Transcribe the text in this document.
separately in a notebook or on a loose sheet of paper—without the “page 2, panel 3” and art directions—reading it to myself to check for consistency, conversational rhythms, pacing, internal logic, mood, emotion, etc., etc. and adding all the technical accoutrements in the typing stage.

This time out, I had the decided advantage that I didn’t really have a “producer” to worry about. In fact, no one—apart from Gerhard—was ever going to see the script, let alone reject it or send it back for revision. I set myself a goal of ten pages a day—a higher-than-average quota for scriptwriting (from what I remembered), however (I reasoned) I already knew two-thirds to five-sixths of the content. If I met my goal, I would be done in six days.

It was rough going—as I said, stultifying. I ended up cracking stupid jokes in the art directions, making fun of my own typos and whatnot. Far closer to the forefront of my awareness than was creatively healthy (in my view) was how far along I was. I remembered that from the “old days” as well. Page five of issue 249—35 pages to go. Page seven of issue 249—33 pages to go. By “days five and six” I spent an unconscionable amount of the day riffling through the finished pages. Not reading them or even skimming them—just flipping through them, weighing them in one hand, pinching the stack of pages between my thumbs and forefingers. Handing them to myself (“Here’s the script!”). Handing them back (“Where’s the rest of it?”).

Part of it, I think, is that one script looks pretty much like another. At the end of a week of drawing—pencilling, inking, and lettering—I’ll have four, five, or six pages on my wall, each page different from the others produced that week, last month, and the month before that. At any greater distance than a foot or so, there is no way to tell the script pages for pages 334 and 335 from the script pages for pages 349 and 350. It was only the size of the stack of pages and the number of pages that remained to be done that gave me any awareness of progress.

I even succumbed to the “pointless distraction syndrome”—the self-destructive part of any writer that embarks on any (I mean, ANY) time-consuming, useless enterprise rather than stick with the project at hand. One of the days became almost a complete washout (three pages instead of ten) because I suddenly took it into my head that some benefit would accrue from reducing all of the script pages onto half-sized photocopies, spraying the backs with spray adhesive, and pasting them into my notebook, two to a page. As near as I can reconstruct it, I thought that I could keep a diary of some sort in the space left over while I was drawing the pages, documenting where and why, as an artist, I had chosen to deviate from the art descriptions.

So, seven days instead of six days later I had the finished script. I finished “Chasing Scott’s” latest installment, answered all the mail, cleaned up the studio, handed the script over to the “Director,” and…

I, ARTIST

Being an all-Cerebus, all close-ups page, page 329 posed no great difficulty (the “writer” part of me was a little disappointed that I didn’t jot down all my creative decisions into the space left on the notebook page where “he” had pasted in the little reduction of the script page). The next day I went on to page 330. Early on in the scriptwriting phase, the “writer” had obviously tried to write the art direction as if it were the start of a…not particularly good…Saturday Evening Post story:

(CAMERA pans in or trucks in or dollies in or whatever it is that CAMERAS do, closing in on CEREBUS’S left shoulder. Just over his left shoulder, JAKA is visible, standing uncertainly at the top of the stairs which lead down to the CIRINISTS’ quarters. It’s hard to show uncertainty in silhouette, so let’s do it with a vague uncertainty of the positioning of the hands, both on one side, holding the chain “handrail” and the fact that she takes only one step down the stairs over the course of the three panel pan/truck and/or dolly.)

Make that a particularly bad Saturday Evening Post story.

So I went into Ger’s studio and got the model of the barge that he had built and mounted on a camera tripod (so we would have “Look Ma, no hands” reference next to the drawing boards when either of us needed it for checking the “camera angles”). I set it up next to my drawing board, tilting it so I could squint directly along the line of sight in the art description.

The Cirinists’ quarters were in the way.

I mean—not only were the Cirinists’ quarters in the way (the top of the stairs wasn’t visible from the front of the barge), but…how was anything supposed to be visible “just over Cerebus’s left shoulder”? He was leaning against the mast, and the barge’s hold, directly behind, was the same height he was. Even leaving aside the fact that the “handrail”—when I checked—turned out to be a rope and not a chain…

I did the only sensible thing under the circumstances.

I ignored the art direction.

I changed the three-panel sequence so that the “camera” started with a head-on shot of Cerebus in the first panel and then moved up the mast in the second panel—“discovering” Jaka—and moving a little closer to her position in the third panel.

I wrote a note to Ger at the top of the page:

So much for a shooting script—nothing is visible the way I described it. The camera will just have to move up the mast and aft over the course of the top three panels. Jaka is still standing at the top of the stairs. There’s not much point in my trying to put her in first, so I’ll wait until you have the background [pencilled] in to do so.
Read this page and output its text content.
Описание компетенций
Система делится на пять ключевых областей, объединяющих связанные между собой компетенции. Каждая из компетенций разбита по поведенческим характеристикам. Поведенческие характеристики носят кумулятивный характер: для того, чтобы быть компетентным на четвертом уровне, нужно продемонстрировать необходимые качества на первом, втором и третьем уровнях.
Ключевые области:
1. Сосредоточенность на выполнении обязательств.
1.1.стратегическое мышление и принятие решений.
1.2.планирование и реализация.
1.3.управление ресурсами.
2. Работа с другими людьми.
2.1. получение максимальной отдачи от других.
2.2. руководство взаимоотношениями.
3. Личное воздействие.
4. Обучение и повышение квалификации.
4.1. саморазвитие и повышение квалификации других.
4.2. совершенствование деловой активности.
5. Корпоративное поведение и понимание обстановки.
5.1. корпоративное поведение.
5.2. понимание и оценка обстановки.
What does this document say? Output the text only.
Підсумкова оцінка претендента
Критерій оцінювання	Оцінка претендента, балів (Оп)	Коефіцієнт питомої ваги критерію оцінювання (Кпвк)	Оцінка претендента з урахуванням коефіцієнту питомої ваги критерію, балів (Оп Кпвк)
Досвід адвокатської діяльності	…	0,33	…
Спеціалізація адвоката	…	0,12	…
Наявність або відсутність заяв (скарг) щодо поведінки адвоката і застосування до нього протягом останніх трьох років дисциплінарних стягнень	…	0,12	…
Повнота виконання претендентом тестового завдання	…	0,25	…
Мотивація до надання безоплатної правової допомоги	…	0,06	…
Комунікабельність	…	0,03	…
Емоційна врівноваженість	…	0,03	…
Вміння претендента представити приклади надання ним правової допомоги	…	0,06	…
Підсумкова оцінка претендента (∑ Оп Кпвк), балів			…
══════
Transcribe every entry exactly.

## Result of the exercise
Transcribe the text in this document.
separately in a notebook or on a loose sheet of paper—without the “page 2, panel 3” and art directions—reading it to myself to check for consistency, conversational rhythms, pacing, internal logic, mood, emotion, etc., etc. and adding all the technical accoutrements in the typing stage.

This time out, I had the decided advantage that I didn’t really have a “producer” to worry about. In fact, no one—apart from Gerhard—was ever going to see the script, let alone reject it or send it back for revision. I set myself a goal of ten pages a day—a higher-than-average quota for scriptwriting (from what I remembered), however (I reasoned) I already knew two-thirds to five-sixths of the content. If I met my goal, I would be done in six days.

It was rough going—as I said, stultifying. I ended up cracking stupid jokes in the art directions, making fun of my own typos and whatnot. Far closer to the forefront of my awareness than was creatively healthy (in my view) was how far along I was. I remembered that from the “old days” as well. Page five of issue 249—35 pages to go. Page seven of issue 249—33 pages to go. By “days five and six” I spent an unconscionable amount of the day riffling through the finished pages. Not reading them or even skimming them—just flipping through them, weighing them in one hand, pinching the stack of pages between my thumbs and forefingers. Handing them to myself (“Here’s the script!”). Handing them back (“Where’s the rest of it?”).

Part of it, I think, is that one script looks pretty much like another. At the end of a week of drawing—pencilling, inking, and lettering—I’ll have four, five, or six pages on my wall, each page different from the others produced that week, last month, and the month before that. At any greater distance than a foot or so, there is no way to tell the script pages for pages 334 and 335 from the script pages for pages 349 and 350. It was only the size of the stack of pages and the number of pages that remained to be done that gave me any awareness of progress.

I even succumbed to the “pointless distraction syndrome”—the self-destructive part of any writer that embarks on any (I mean, ANY) time-consuming, useless enterprise rather than stick with the project at hand. One of the days became almost a complete washout (three pages instead of ten) because I suddenly took it into my head that some benefit would accrue from reducing all of the script pages onto half-sized photocopies, spraying the backs with spray adhesive, and pasting them into my notebook, two to a page. As near as I can reconstruct it, I thought that I could keep a diary of some sort in the space left over while I was drawing the pages, documenting where and why, as an artist, I had chosen to deviate from the art descriptions.

So, seven days instead of six days later I had the finished script. I finished “Chasing Scott’s” latest installment, answered all the mail, cleaned up the studio, handed the script over to the “Director,” and…

I, ARTIST

Being an all-Cerebus, all close-ups page, page 329 posed no great difficulty (the “writer” part of me was a little disappointed that I didn’t jot down all my creative decisions into the space left on the notebook page where “he” had pasted in the little reduction of the script page). The next day I went on to page 330. Early on in the scriptwriting phase, the “writer” had obviously tried to write the art direction as if it were the start of a…not particularly good…Saturday Evening Post story:

(CAMERA pans in or trucks in or dollies in or whatever it is that CAMERAS do, closing in on CEREBUS’S left shoulder. Just over his left shoulder, JAKA is visible, standing uncertainly at the top of the stairs which lead down to the CIRINISTS’ quarters. It’s hard to show uncertainty in silhouette, so let’s do it with a vague uncertainty of the positioning of the hands, both on one side, holding the chain “handrail” and the fact that she takes only one step down the stairs over the course of the three panel pan/truck and/or dolly.)

Make that a particularly bad Saturday Evening Post story.

So I went into Ger’s studio and got the model of the barge that he had built and mounted on a camera tripod (so we would have “Look Ma, no hands” reference next to the drawing boards when either of us needed it for checking the “camera angles”). I set it up next to my drawing board, tilting it so I could squint directly along the line of sight in the art description.

The Cirinists’ quarters were in the way.

I mean—not only were the Cirinists’ quarters in the way (the top of the stairs wasn’t visible from the front of the barge), but…how was anything supposed to be visible “just over Cerebus’s left shoulder”? He was leaning against the mast, and the barge’s hold, directly behind, was the same height he was. Even leaving aside the fact that the “handrail”—when I checked—turned out to be a rope and not a chain…

I did the only sensible thing under the circumstances.

I ignored the art direction.

I changed the three-panel sequence so that the “camera” started with a head-on shot of Cerebus in the first panel and then moved up the mast in the second panel—“discovering” Jaka—and moving a little closer to her position in the third panel.

I wrote a note to Ger at the top of the page:

So much for a shooting script—nothing is visible the way I described it. The camera will just have to move up the mast and aft over the course of the top three panels. Jaka is still standing at the top of the stairs. There’s not much point in my trying to put her in first, so I’ll wait until you have the background [pencilled] in to do so.
Read this page and output its text content.
Описание компетенций
Система делится на пять ключевых областей, объединяющих связанные между собой компетенции. Каждая из компетенций разбита по поведенческим характеристикам. Поведенческие характеристики носят кумулятивный характер: для того, чтобы быть компетентным на четвертом уровне, нужно продемонстрировать необходимые качества на первом, втором и третьем уровнях.
Ключевые области:
1. Сосредоточенность на выполнении обязательств.
1.1.стратегическое мышление и принятие решений.
1.2.планирование и реализация.
1.3.управление ресурсами.
2. Работа с другими людьми.
2.1. получение максимальной отдачи от других.
2.2. руководство взаимоотношениями.
3. Личное воздействие.
4. Обучение и повышение квалификации.
4.1. саморазвитие и повышение квалификации других.
4.2. совершенствование деловой активности.
5. Корпоративное поведение и понимание обстановки.
5.1. корпоративное поведение.
5.2. понимание и оценка обстановки.
What does this document say? Output the text only.
Підсумкова оцінка претендента
Критерій оцінювання	Оцінка претендента, балів (Оп)	Коефіцієнт питомої ваги критерію оцінювання (Кпвк)	Оцінка претендента з урахуванням коефіцієнту питомої ваги критерію, балів (Оп Кпвк)
Досвід адвокатської діяльності	…	0,33	…
Спеціалізація адвоката	…	0,12	…
Наявність або відсутність заяв (скарг) щодо поведінки адвоката і застосування до нього протягом останніх трьох років дисциплінарних стягнень	…	0,12	…
Повнота виконання претендентом тестового завдання	…	0,25	…
Мотивація до надання безоплатної правової допомоги	…	0,06	…
Комунікабельність	…	0,03	…
Емоційна врівноваженість	…	0,03	…
Вміння претендента представити приклади надання ним правової допомоги	…	0,06	…
Підсумкова оцінка претендента (∑ Оп Кпвк), балів			…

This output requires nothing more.